** Start of LISTED RECORDS **
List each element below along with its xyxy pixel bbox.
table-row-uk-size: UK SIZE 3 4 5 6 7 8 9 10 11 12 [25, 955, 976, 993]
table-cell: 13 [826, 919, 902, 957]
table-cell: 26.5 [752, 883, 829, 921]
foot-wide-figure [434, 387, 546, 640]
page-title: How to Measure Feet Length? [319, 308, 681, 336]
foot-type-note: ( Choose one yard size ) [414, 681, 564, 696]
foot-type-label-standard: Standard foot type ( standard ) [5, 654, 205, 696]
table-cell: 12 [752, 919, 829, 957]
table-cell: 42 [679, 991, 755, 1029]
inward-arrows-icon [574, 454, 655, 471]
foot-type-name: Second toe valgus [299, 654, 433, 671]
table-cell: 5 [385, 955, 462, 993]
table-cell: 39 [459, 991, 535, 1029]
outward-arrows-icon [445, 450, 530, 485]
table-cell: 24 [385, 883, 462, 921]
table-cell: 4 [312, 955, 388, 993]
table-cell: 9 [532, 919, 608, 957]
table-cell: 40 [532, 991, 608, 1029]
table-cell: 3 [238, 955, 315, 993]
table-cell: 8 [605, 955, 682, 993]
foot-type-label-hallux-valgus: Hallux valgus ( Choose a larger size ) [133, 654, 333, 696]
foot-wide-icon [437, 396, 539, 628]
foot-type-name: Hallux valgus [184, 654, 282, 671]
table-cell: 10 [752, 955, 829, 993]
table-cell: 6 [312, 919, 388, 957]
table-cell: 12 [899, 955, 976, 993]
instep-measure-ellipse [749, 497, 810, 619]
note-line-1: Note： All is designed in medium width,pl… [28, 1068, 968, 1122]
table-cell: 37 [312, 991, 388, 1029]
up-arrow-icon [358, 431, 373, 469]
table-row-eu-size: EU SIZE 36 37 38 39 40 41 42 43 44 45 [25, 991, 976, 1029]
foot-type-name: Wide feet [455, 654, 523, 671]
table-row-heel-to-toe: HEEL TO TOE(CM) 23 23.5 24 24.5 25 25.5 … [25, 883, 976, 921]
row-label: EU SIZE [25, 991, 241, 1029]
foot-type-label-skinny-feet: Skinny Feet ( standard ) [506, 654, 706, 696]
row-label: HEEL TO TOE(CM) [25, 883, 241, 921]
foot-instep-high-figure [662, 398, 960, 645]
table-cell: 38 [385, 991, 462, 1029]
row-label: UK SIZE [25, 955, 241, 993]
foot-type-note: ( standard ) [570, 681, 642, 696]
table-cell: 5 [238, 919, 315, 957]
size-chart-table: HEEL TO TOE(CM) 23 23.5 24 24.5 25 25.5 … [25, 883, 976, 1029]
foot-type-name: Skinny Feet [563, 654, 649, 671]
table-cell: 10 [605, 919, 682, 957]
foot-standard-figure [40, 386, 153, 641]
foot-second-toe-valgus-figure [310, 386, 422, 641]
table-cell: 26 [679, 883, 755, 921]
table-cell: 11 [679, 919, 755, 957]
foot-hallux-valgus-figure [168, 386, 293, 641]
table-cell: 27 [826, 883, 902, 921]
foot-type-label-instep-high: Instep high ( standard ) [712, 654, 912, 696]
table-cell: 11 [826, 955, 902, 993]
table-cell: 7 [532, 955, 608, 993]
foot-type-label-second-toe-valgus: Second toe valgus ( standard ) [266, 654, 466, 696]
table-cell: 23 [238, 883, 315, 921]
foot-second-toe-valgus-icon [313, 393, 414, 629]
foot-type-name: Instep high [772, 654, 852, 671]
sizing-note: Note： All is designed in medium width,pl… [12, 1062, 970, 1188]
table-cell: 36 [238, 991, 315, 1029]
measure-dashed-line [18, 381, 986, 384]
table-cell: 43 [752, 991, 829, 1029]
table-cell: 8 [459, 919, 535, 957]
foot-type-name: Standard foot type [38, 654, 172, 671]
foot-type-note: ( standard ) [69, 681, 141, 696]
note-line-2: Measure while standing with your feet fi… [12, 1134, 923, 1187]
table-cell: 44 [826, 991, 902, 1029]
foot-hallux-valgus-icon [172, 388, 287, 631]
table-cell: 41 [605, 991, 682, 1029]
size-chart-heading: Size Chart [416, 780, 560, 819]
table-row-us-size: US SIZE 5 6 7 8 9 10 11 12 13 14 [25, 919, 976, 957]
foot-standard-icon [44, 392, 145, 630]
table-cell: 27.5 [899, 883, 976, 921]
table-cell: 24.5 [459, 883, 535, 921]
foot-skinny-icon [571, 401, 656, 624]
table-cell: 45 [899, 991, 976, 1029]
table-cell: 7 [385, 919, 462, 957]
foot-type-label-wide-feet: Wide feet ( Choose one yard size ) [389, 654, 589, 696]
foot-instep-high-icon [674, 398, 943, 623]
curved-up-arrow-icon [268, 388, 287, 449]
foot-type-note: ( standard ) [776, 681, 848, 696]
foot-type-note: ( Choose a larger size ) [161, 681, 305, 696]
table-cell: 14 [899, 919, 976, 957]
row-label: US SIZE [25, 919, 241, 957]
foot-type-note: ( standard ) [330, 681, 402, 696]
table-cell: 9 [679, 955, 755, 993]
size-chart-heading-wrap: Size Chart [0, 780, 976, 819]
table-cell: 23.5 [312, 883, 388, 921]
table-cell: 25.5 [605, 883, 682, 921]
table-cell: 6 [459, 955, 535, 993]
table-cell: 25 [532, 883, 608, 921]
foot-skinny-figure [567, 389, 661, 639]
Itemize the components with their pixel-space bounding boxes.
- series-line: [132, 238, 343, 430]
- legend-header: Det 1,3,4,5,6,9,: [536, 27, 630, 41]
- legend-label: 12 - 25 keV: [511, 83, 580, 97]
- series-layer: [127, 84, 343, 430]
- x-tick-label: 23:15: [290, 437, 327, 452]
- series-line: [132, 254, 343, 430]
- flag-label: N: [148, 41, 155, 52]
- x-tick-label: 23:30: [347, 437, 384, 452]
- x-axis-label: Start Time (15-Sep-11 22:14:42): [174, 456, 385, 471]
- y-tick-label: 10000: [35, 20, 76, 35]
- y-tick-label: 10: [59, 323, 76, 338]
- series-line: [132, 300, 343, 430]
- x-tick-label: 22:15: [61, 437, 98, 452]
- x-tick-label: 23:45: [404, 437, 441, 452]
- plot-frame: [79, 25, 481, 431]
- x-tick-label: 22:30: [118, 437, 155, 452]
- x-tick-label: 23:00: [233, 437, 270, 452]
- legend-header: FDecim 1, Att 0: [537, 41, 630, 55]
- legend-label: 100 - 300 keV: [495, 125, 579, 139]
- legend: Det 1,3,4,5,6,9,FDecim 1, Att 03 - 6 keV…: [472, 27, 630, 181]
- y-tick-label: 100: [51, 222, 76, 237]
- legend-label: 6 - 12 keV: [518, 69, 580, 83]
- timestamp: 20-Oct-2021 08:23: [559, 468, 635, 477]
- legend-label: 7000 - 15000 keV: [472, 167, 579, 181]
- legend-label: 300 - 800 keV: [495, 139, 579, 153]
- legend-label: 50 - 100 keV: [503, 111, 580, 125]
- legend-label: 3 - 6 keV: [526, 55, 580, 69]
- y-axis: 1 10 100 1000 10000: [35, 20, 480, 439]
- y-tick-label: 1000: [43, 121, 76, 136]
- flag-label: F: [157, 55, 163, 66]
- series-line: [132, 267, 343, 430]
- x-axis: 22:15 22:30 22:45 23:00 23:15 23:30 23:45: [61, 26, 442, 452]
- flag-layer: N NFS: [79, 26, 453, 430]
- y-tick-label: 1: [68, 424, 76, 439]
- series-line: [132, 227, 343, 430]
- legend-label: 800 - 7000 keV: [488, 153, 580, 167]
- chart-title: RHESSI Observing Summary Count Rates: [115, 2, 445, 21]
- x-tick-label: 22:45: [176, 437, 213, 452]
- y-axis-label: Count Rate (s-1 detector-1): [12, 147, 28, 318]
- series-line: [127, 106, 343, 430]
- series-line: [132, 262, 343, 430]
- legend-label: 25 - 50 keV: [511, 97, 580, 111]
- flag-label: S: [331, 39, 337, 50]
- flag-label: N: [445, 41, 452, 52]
** End of LISTED RECORDS **
[WHAT THE EXERCISE ASKS]
Rewrite the entries from the first line through the line containing "foot-type-label-standard: Standard foot", replacing "Feet Length" with "Foot Length" and changing nothing else. Give only those lines.

[RESPONSE TO THIS EXERCISE]
List each element below along with its xyxy pixel bbox.
table-row-uk-size: UK SIZE 3 4 5 6 7 8 9 10 11 12 [25, 955, 976, 993]
table-cell: 13 [826, 919, 902, 957]
table-cell: 26.5 [752, 883, 829, 921]
foot-wide-figure [434, 387, 546, 640]
page-title: How to Measure Foot Length? [319, 308, 681, 336]
foot-type-note: ( Choose one yard size ) [414, 681, 564, 696]
foot-type-label-standard: Standard foot type ( standard ) [5, 654, 205, 696]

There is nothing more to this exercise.